Stored data
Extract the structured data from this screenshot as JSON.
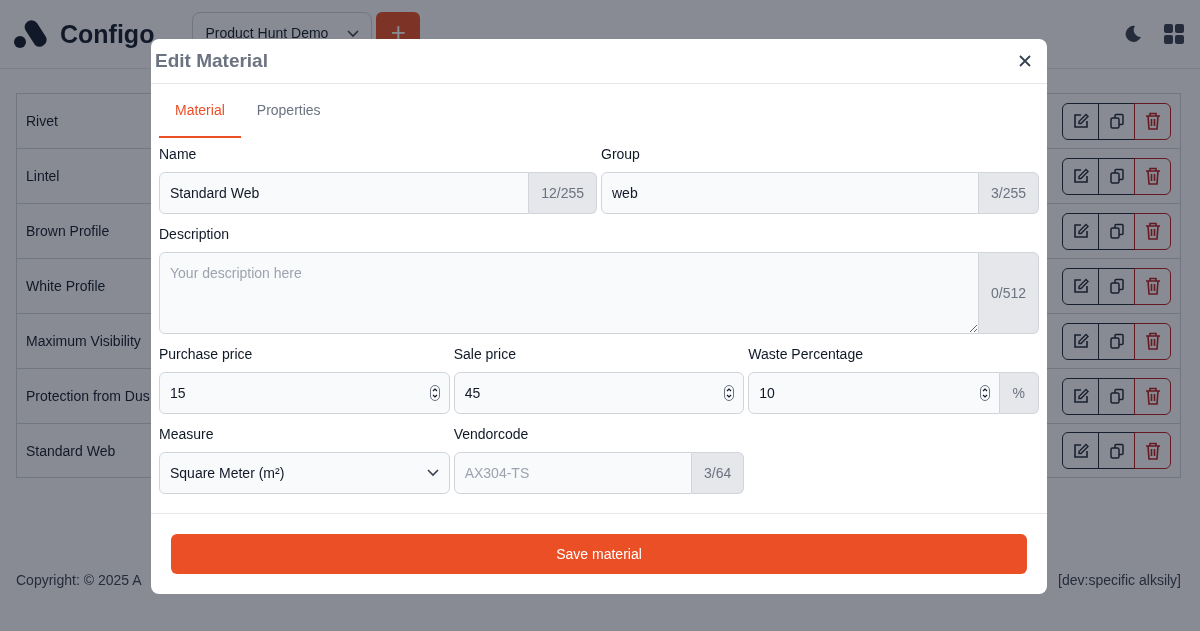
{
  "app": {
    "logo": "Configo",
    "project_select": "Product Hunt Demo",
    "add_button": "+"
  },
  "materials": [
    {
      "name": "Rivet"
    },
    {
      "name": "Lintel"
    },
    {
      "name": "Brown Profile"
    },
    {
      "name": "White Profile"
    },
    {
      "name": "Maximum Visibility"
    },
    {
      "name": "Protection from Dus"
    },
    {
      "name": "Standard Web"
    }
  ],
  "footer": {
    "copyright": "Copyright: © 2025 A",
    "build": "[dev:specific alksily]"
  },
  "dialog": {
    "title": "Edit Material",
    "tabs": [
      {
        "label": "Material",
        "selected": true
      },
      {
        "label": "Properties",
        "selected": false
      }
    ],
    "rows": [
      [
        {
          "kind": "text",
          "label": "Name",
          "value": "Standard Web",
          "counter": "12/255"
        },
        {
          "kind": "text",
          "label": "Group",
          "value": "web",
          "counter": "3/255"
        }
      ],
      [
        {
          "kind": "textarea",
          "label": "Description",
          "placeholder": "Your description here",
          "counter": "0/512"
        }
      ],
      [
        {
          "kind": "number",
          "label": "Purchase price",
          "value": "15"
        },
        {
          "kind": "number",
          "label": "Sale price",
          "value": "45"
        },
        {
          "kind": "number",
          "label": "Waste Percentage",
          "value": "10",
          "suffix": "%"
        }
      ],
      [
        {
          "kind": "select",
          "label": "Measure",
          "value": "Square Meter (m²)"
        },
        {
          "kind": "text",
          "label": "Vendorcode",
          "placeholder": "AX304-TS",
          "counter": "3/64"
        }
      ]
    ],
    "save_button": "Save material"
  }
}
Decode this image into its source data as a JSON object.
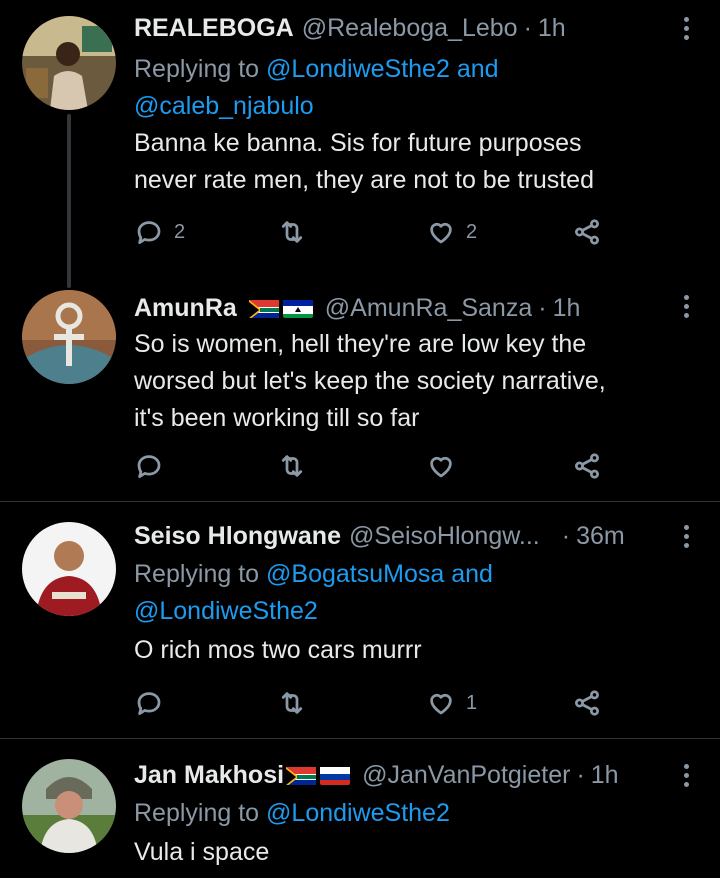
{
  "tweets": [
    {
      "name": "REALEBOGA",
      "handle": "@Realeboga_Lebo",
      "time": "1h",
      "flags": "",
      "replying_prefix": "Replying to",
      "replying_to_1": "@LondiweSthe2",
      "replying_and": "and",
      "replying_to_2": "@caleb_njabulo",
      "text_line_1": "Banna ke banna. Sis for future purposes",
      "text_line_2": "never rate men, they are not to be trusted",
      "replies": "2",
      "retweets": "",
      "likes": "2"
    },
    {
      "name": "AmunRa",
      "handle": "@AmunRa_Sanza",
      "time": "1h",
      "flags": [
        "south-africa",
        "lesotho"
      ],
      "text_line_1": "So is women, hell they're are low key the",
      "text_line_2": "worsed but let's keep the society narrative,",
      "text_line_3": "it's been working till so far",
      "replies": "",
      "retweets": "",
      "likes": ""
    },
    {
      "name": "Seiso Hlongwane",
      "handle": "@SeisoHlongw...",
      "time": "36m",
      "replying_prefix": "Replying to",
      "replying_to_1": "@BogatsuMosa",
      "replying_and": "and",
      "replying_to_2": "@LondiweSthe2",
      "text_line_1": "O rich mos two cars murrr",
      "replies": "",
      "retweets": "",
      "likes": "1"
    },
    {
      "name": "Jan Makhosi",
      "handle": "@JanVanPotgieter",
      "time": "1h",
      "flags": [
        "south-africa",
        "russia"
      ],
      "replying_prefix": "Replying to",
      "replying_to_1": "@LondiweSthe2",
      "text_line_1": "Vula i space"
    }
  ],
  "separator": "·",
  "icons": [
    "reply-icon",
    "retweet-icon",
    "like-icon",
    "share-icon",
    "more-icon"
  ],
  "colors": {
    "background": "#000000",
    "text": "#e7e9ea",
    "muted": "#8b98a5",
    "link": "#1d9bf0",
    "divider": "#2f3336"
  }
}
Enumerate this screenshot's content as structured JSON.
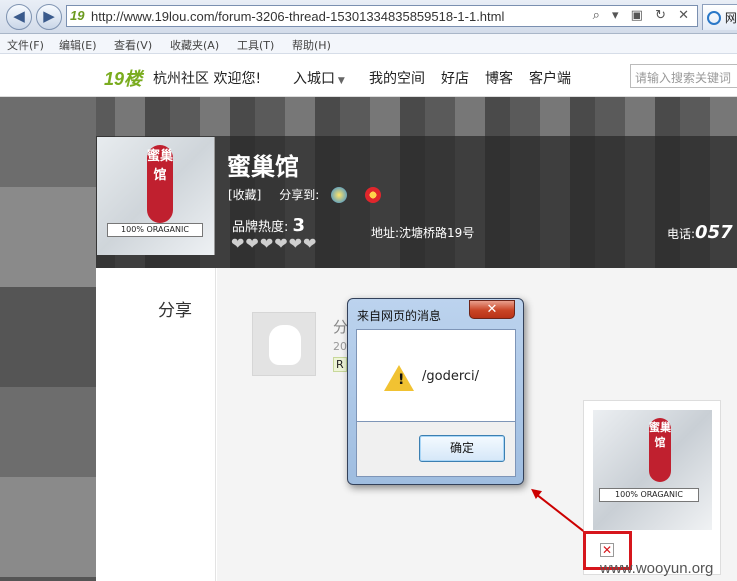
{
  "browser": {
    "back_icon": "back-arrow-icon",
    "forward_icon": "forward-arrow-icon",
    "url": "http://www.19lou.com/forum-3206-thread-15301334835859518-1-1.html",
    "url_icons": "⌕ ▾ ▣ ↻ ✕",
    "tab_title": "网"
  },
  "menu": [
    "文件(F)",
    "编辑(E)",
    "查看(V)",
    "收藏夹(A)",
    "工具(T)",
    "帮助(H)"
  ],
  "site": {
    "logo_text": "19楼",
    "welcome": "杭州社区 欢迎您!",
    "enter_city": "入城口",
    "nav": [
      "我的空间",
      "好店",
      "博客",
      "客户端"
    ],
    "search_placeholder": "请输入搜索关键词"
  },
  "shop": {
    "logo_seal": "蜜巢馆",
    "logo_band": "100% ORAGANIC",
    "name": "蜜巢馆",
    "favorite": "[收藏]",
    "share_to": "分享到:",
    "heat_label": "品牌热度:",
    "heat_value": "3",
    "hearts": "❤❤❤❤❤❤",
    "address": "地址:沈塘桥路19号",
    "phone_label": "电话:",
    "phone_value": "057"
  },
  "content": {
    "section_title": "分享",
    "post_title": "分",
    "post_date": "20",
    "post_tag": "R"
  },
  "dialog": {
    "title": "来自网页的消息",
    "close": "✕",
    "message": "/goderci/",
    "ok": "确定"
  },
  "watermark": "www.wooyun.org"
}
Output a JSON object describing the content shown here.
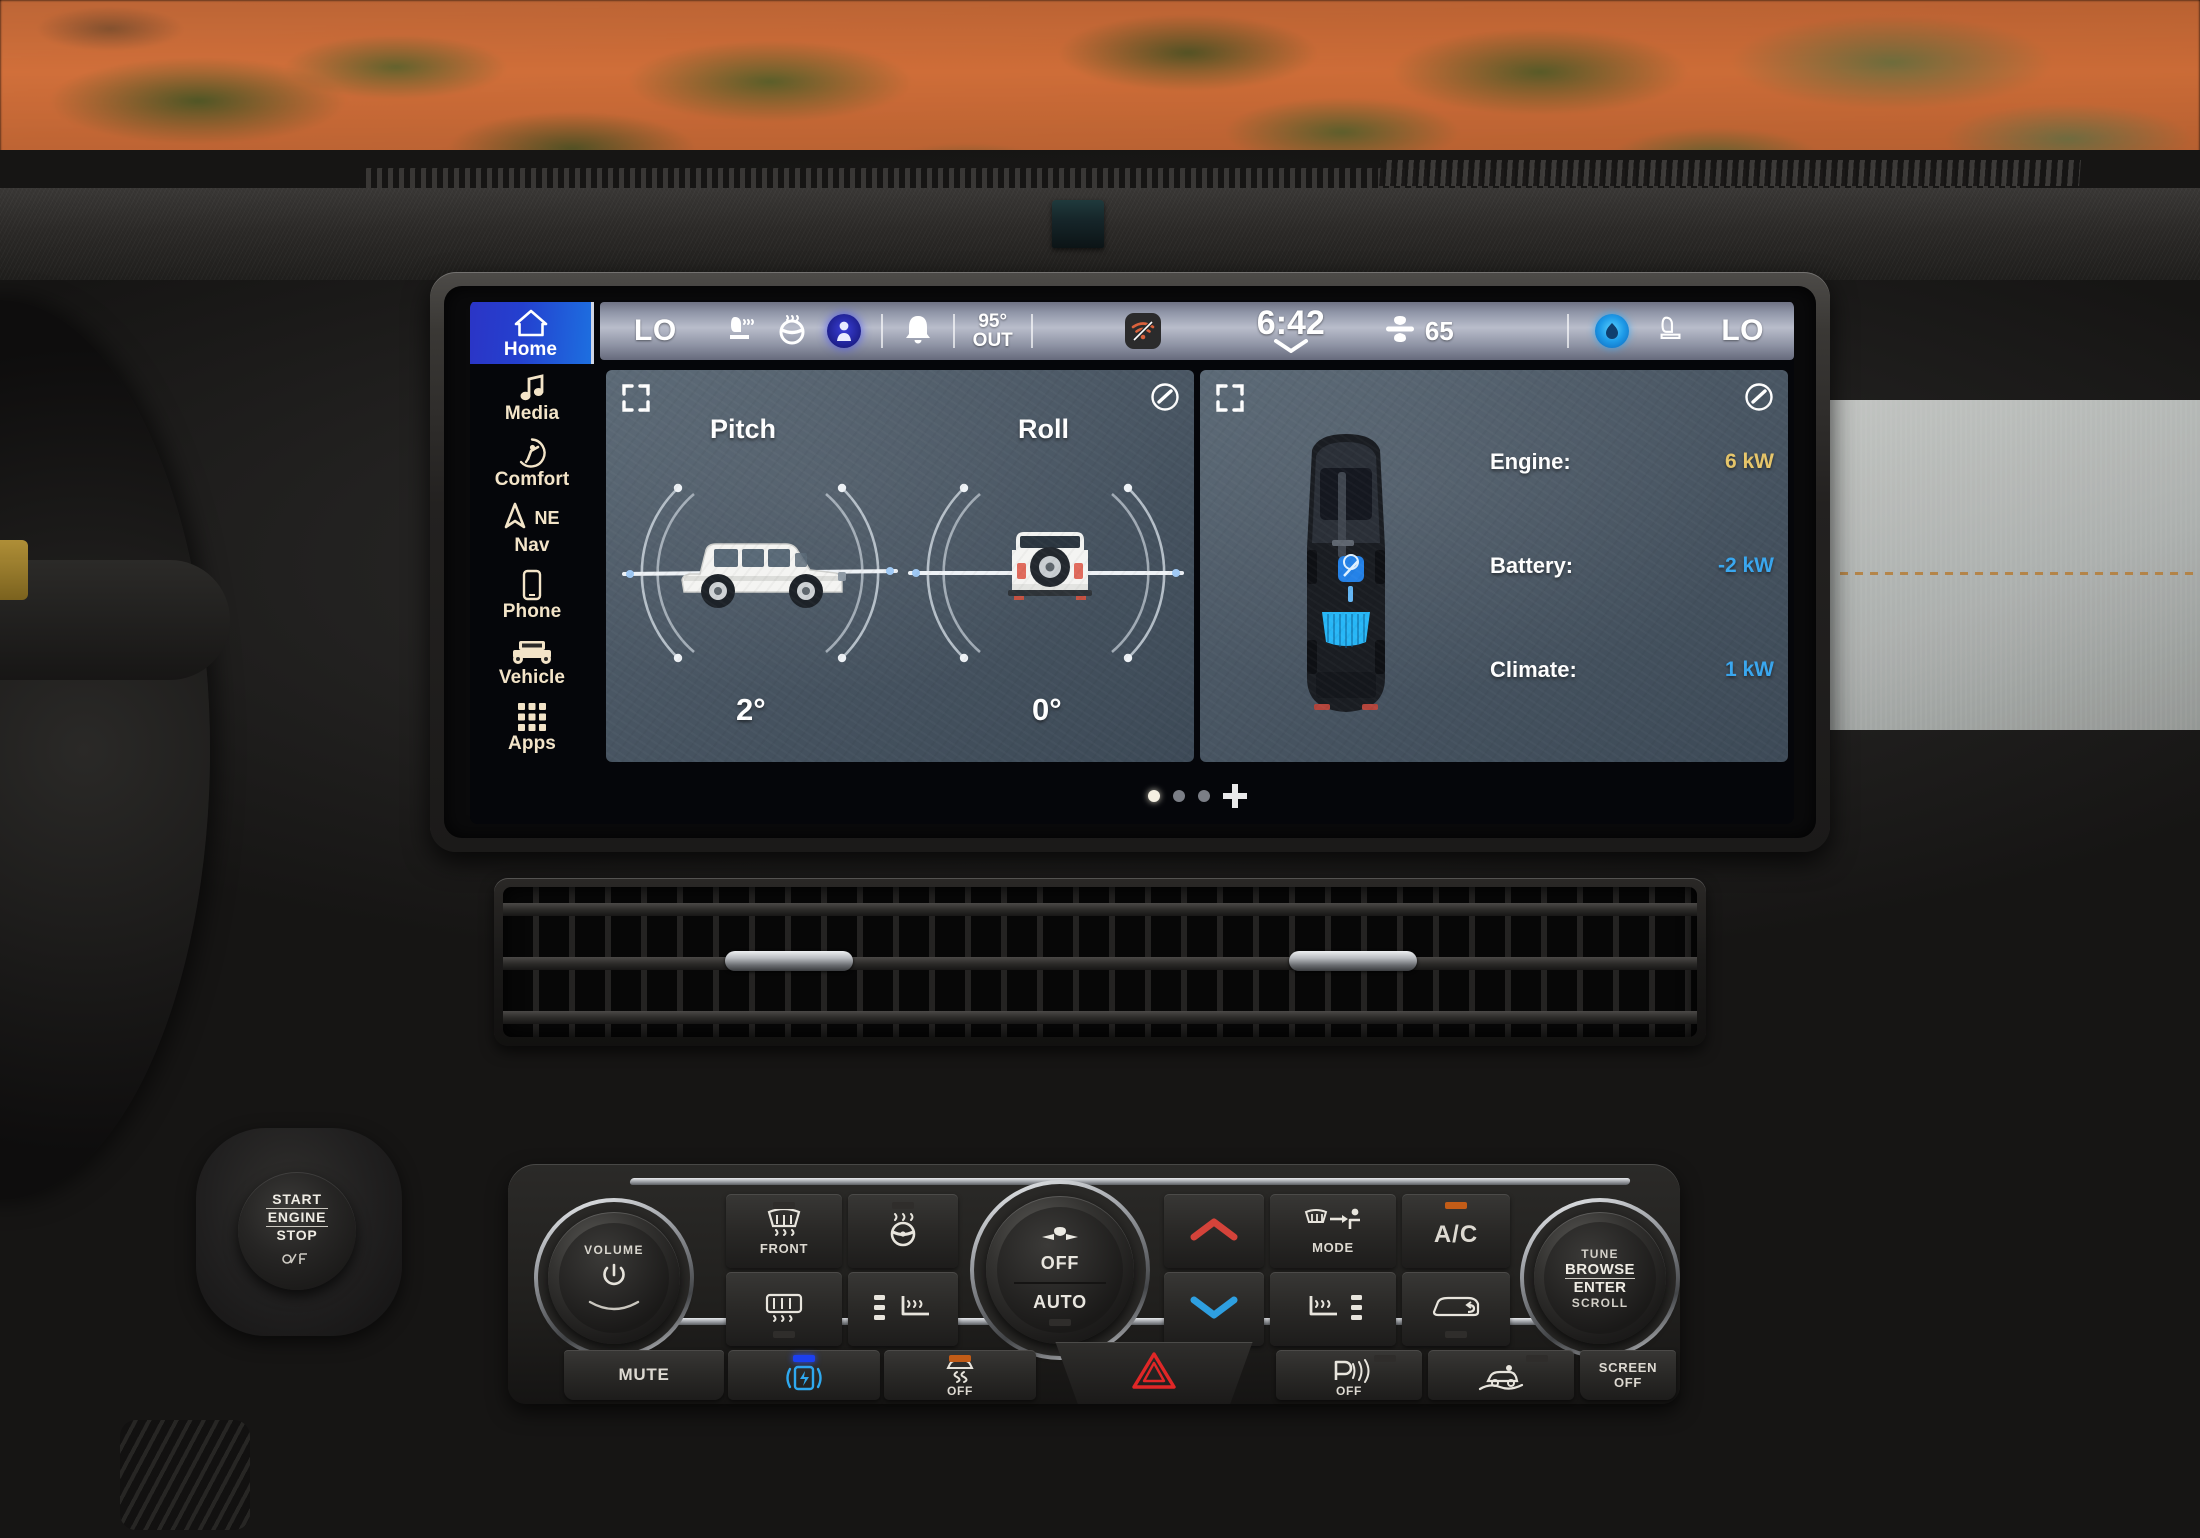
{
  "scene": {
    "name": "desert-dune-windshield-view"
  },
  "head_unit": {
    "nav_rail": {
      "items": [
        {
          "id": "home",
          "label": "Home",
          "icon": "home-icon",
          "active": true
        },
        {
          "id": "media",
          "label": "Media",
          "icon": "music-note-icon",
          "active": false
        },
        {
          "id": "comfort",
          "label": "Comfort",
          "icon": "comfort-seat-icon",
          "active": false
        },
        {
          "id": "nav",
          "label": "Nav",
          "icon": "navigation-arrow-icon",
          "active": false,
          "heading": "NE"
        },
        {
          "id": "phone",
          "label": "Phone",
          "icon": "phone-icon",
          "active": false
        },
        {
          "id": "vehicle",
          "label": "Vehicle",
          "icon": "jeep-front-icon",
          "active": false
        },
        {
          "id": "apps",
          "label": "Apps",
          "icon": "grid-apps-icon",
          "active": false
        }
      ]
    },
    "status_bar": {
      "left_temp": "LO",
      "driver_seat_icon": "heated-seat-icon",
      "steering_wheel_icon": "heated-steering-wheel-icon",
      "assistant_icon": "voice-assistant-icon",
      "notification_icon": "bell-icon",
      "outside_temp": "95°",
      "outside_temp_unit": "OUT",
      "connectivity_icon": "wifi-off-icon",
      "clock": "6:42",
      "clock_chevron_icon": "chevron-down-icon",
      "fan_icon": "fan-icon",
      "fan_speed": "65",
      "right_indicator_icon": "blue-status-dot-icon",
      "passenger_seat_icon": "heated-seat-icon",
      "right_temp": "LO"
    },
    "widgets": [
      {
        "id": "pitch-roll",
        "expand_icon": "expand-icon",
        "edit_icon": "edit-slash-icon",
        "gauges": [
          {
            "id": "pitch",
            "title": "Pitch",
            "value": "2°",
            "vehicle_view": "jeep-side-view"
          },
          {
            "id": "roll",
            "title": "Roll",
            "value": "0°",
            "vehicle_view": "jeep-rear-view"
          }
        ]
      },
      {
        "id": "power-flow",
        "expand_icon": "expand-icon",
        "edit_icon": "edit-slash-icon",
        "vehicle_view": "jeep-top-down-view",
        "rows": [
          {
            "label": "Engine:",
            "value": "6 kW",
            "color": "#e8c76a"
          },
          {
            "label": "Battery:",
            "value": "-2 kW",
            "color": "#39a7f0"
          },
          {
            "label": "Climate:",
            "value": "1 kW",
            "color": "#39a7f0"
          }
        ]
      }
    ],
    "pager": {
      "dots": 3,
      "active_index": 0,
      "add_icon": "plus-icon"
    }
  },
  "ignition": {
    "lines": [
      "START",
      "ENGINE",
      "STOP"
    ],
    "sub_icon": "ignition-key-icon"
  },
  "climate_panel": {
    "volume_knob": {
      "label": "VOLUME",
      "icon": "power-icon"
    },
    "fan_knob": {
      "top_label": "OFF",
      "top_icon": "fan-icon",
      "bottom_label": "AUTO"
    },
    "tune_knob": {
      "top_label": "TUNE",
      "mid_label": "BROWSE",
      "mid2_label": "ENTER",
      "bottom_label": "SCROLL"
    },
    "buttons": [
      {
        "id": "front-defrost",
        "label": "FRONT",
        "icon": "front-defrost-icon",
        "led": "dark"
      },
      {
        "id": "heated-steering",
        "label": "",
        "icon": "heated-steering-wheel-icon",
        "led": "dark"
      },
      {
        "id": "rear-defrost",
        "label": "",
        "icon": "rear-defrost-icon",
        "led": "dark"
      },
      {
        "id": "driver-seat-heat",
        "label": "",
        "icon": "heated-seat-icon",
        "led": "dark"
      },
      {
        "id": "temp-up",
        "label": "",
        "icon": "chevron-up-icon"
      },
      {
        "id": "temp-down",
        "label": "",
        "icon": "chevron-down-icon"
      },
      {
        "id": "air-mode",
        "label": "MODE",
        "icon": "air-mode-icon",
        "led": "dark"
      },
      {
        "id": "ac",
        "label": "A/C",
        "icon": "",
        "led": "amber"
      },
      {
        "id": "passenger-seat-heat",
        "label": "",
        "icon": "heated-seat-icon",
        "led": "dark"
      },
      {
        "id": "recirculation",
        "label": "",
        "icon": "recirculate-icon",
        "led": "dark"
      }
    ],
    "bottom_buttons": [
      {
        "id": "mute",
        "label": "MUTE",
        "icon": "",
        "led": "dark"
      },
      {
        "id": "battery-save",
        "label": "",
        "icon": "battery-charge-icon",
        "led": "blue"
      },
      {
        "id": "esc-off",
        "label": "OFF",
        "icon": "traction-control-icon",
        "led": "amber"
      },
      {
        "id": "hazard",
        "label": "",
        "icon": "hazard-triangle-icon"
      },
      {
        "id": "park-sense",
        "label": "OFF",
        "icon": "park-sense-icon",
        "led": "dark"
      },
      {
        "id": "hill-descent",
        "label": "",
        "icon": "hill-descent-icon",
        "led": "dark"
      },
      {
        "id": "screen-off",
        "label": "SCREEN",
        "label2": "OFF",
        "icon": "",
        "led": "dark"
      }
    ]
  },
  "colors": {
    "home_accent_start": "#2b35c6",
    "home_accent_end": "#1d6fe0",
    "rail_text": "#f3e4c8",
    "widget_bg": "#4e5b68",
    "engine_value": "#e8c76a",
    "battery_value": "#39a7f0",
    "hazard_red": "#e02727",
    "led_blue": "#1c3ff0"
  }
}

__Set problem__:
Collect each line above holding the string "this".

__Exercise result__:
Extract the structured data from this screenshot as JSON.
Decode this image into its source data as a JSON object.
Enumerate this screenshot's content as structured JSON.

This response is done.